Task statement
Find every line in the records that holds the string "существующего". Copy each one.
---------- Excerpted data
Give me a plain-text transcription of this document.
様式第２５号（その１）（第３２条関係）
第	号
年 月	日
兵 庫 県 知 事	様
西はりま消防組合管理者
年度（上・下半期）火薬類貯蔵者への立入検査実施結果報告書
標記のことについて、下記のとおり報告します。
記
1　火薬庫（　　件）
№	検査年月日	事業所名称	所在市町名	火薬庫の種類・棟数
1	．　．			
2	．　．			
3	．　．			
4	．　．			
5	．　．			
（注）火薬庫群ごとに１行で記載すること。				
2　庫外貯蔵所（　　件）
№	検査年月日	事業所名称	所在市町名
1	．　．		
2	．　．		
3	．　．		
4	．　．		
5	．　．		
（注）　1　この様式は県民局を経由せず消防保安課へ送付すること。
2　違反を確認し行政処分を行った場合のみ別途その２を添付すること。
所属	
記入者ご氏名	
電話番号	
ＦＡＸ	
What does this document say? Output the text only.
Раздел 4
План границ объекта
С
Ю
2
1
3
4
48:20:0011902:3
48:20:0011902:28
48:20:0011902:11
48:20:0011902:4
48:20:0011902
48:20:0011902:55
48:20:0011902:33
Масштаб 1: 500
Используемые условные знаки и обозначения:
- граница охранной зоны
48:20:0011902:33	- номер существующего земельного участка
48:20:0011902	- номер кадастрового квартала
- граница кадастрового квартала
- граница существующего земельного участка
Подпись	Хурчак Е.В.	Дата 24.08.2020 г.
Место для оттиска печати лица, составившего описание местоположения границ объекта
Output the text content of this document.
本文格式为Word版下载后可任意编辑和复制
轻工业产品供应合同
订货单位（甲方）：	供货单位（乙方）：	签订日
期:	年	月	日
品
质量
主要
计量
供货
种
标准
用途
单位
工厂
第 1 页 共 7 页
--------------------
Exercise answer
48:20:0011902:33	- номер существующего земельного участка
- граница существующего земельного участка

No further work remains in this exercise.